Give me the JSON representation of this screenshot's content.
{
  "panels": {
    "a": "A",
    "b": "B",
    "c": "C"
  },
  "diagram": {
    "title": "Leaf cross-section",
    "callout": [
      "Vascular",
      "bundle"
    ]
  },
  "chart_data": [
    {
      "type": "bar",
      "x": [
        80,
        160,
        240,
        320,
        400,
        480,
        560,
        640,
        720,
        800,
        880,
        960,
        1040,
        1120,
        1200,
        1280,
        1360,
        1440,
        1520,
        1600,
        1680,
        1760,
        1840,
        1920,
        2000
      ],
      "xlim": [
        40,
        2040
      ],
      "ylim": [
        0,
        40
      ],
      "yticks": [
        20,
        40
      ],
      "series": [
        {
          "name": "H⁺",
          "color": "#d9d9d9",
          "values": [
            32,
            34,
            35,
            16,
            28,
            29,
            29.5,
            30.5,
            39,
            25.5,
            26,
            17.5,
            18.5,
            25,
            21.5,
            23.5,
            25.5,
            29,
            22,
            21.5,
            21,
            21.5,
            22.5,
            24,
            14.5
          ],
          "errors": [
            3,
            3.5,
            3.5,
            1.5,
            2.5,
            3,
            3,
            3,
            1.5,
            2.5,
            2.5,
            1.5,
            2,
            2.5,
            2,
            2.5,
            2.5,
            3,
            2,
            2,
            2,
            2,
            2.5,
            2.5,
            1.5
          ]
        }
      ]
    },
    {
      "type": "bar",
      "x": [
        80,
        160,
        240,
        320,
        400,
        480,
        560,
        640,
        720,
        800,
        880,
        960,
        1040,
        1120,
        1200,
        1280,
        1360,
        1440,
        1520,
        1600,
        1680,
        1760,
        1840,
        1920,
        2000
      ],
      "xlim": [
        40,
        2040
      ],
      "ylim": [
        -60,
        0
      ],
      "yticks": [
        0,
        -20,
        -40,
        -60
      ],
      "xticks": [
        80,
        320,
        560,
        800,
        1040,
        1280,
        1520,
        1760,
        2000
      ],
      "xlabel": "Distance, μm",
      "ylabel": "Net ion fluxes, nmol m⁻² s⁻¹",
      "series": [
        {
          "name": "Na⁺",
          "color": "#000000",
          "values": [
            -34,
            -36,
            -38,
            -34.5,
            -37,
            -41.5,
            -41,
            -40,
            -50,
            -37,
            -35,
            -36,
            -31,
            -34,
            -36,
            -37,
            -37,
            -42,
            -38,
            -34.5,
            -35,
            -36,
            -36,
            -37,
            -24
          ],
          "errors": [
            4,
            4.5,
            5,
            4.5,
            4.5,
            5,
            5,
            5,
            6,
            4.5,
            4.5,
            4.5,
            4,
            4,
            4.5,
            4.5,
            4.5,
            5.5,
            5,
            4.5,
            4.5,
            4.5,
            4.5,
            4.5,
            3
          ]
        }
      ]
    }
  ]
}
○ ○ ○ ○ ○
EXERCISE DIRECTIONS: Pull out each record as written and restate it exactly.

SOLUTION FOR THIS EXERCISE:
Give me the JSON representation of this screenshot's content.
{
  "panels": {
    "a": "A",
    "b": "B",
    "c": "C"
  },
  "diagram": {
    "title": "Leaf cross-section",
    "callout": [
      "Vascular",
      "bundle"
    ]
  },
  "chart_data": [
    {
      "type": "bar",
      "x": [
        80,
        160,
        240,
        320,
        400,
        480,
        560,
        640,
        720,
        800,
        880,
        960,
        1040,
        1120,
        1200,
        1280,
        1360,
        1440,
        1520,
        1600,
        1680,
        1760,
        1840,
        1920,
        2000
      ],
      "xlim": [
        40,
        2040
      ],
      "ylim": [
        0,
        40
      ],
      "yticks": [
        20,
        40
      ],
      "series": [
        {
          "name": "H⁺",
          "color": "#d9d9d9",
          "values": [
            32,
            34,
            35,
            16,
            28,
            29,
            29.5,
            30.5,
            39,
            25.5,
            26,
            17.5,
            18.5,
            25,
            21.5,
            23.5,
            25.5,
            29,
            22,
            21.5,
            21,
            21.5,
            22.5,
            24,
            14.5
          ],
          "errors": [
            3,
            3.5,
            3.5,
            1.5,
            2.5,
            3,
            3,
            3,
            1.5,
            2.5,
            2.5,
            1.5,
            2,
            2.5,
            2,
            2.5,
            2.5,
            3,
            2,
            2,
            2,
            2,
            2.5,
            2.5,
            1.5
          ]
        }
      ]
    },
    {
      "type": "bar",
      "x": [
        80,
        160,
        240,
        320,
        400,
        480,
        560,
        640,
        720,
        800,
        880,
        960,
        1040,
        1120,
        1200,
        1280,
        1360,
        1440,
        1520,
        1600,
        1680,
        1760,
        1840,
        1920,
        2000
      ],
      "xlim": [
        40,
        2040
      ],
      "ylim": [
        -60,
        0
      ],
      "yticks": [
        0,
        -20,
        -40,
        -60
      ],
      "xticks": [
        80,
        320,
        560,
        800,
        1040,
        1280,
        1520,
        1760,
        2000
      ],
      "xlabel": "Distance, μm",
      "ylabel": "Net ion fluxes, nmol m⁻² s⁻¹",
      "series": [
        {
          "name": "Na⁺",
          "color": "#000000",
          "values": [
            -34,
            -36,
            -38,
            -34.5,
            -37,
            -41.5,
            -41,
            -40,
            -50,
            -37,
            -35,
            -36,
            -31,
            -34,
            -36,
            -37,
            -37,
            -42,
            -38,
            -34.5,
            -35,
            -36,
            -36,
            -37,
            -24
          ],
          "errors": [
            4,
            4.5,
            5,
            4.5,
            4.5,
            5,
            5,
            5,
            6,
            4.5,
            4.5,
            4.5,
            4,
            4,
            4.5,
            4.5,
            4.5,
            5.5,
            5,
            4.5,
            4.5,
            4.5,
            4.5,
            4.5,
            3
          ]
        }
      ]
    }
  ]
}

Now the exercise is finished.